[WHAT THE TASK ASKS]: Work through the data line by line, gathering every line that has the word "Mester".

[DATA LINES]:
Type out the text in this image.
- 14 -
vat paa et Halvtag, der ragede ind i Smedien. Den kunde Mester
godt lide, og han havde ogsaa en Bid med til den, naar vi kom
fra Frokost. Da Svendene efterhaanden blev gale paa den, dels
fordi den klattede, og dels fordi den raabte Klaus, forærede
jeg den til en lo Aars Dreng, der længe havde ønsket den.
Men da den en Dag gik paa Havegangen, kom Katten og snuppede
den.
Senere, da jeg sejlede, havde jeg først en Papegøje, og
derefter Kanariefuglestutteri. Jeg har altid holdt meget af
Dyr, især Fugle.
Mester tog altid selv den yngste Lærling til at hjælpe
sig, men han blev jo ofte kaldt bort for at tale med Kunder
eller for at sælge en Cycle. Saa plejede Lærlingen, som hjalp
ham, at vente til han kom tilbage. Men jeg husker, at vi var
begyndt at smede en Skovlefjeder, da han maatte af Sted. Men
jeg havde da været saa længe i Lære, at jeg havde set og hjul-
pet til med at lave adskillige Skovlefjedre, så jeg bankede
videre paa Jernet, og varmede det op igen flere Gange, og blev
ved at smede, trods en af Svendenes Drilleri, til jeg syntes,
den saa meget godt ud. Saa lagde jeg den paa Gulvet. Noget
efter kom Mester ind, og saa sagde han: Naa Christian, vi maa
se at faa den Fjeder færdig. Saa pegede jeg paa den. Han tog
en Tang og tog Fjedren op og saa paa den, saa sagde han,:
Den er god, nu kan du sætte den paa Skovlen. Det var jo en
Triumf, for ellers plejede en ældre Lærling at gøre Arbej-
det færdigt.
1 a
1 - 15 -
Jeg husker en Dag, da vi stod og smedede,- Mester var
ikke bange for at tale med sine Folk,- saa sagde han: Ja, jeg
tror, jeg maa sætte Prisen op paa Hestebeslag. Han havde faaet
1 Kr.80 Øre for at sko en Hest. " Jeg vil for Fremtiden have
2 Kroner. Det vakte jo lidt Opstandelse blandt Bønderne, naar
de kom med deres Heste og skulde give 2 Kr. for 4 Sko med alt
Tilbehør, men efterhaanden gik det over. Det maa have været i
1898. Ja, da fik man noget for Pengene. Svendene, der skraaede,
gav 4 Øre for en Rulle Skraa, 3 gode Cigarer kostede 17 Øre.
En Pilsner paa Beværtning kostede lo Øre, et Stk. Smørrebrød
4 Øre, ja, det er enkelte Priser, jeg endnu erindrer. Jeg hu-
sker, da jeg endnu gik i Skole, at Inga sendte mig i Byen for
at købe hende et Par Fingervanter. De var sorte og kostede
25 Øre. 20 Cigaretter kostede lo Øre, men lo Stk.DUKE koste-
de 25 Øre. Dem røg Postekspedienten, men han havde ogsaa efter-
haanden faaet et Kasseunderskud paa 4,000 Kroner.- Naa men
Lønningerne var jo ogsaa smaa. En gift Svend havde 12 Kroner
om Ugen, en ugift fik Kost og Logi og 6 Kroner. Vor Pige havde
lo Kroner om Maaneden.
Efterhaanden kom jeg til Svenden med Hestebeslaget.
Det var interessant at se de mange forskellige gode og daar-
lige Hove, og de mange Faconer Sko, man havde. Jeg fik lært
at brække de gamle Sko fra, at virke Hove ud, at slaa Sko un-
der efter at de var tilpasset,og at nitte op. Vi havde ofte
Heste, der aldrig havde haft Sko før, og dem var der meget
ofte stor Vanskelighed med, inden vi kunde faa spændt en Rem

--

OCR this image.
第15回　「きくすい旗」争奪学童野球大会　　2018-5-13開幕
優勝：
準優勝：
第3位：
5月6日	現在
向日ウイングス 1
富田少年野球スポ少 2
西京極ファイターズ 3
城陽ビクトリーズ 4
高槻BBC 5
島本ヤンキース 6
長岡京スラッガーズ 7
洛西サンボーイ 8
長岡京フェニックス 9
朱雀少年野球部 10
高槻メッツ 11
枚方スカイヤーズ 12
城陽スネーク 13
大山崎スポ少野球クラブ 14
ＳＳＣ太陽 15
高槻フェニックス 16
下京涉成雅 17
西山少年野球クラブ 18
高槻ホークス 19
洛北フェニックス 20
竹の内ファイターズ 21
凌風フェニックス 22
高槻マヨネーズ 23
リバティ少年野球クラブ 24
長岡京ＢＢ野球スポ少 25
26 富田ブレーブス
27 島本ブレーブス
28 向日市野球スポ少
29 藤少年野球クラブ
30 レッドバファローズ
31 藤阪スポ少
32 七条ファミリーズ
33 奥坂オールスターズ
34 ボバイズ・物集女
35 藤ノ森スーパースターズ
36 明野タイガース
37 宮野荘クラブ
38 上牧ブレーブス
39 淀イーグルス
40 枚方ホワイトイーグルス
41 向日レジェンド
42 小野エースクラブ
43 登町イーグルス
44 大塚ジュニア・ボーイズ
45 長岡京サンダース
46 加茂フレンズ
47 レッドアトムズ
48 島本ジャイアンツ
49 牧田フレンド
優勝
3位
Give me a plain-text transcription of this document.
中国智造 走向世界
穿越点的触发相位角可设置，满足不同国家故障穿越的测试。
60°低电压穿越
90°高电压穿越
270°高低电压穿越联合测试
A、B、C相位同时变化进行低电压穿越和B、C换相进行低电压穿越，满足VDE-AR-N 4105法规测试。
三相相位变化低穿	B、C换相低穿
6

[FINISHED EXERCISE]:
vat paa et Halvtag, der ragede ind i Smedien. Den kunde Mester
Mester tog altid selv den yngste Lærling til at hjælpe
efter kom Mester ind, og saa sagde han: Naa Christian, vi maa
Jeg husker en Dag, da vi stod og smedede,- Mester var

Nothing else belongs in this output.